## Start Records supplied

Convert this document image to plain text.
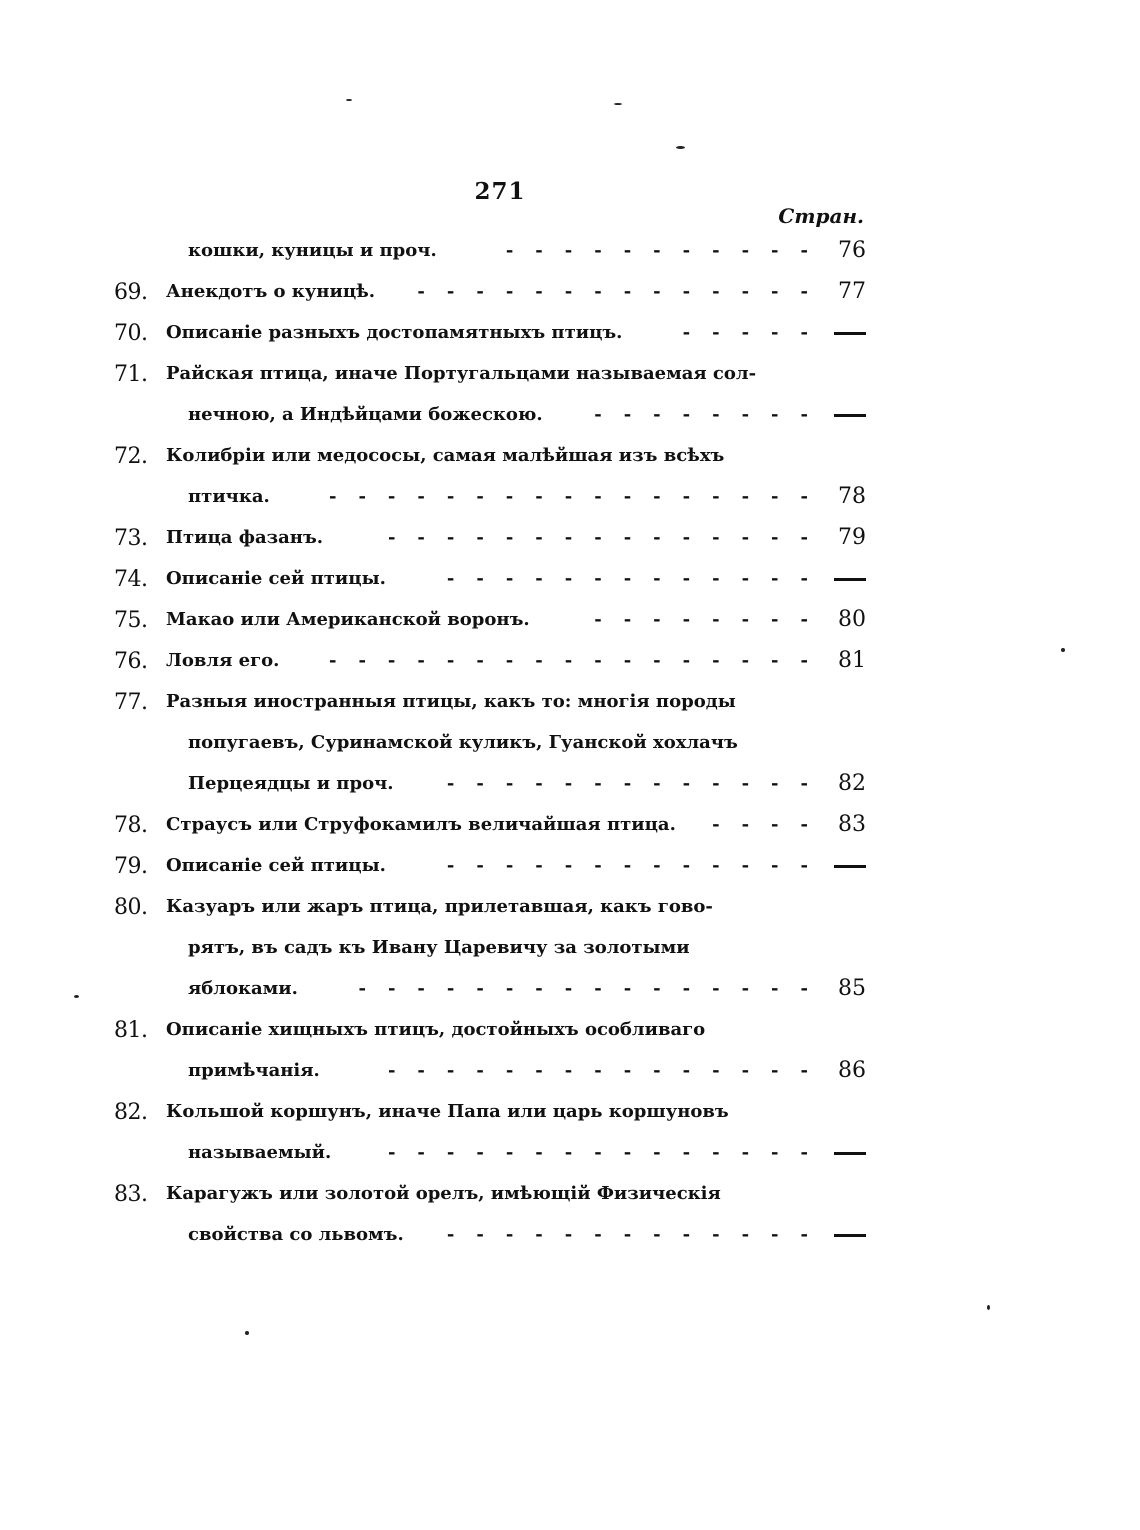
271
Стран.
кошки, куницы и проч.	76
-----------
69.	Анекдотъ о куницѣ.	77
--------------
70.	Описанiе разныхъ достопамятныхъ птицъ.	-----
71.	Райская птица, иначе Португальцами называемая сол-
нечною, а Индѣйцами божескою.	--------
72.	Колибрiи или медососы, самая малѣйшая изъ всѣхъ
птичка.	78
-----------------
73.	Птица фазанъ.	79
---------------
74.	Описанiе сей птицы.	-------------
75.	Макао или Американской воронъ.	80
--------
76.	Ловля его.	81
-----------------
77.	Разныя иностранныя птицы, какъ то: многiя породы
попугаевъ, Суринамской куликъ, Гуанской хохлачъ
Перцеядцы и проч.	82
-------------
78.	Страусъ или Струфокамилъ величайшая птица.	83
----
79.	Описанiе сей птицы.	-------------
80.	Казуаръ или жаръ птица, прилетавшая, какъ гово-
рятъ, въ садъ къ Ивану Царевичу за золотыми
яблоками.	85
----------------
81.	Описанiе хищныхъ птицъ, достойныхъ особливаго
примѣчанiя.	86
---------------
82.	Кольшой коршунъ, иначе Папа или царь коршуновъ
называемый.	---------------
83.	Карагужъ или золотой орелъ, имѣющiй Физическiя
свойства со львомъ. -------------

## End Records supplied

[Exercise requirements]
The pictures should not be reproduced; quote all of the other material exactly.

[Exercise solution]
Convert this document image to plain text.
271
Стран.
кошки, куницы и проч.	76
-----------
69.	Анекдотъ о куницѣ.	77
--------------
70.	Описанiе разныхъ достопамятныхъ птицъ.	-----
71.	Райская птица, иначе Португальцами называемая сол-
нечною, а Индѣйцами божескою.	--------
72.	Колибрiи или медососы, самая малѣйшая изъ всѣхъ
птичка.	78
-----------------
73.	Птица фазанъ.	79
---------------
74.	Описанiе сей птицы.	-------------
75.	Макао или Американской воронъ.	80
--------
76.	Ловля его.	81
-----------------
77.	Разныя иностранныя птицы, какъ то: многiя породы
попугаевъ, Суринамской куликъ, Гуанской хохлачъ
Перцеядцы и проч.	82
-------------
78.	Страусъ или Струфокамилъ величайшая птица.	83
----
79.	Описанiе сей птицы.	-------------
80.	Казуаръ или жаръ птица, прилетавшая, какъ гово-
рятъ, въ садъ къ Ивану Царевичу за золотыми
яблоками.	85
----------------
81.	Описанiе хищныхъ птицъ, достойныхъ особливаго
примѣчанiя.	86
---------------
82.	Кольшой коршунъ, иначе Папа или царь коршуновъ
называемый.	---------------
83.	Карагужъ или золотой орелъ, имѣющiй Физическiя
свойства со львомъ. -------------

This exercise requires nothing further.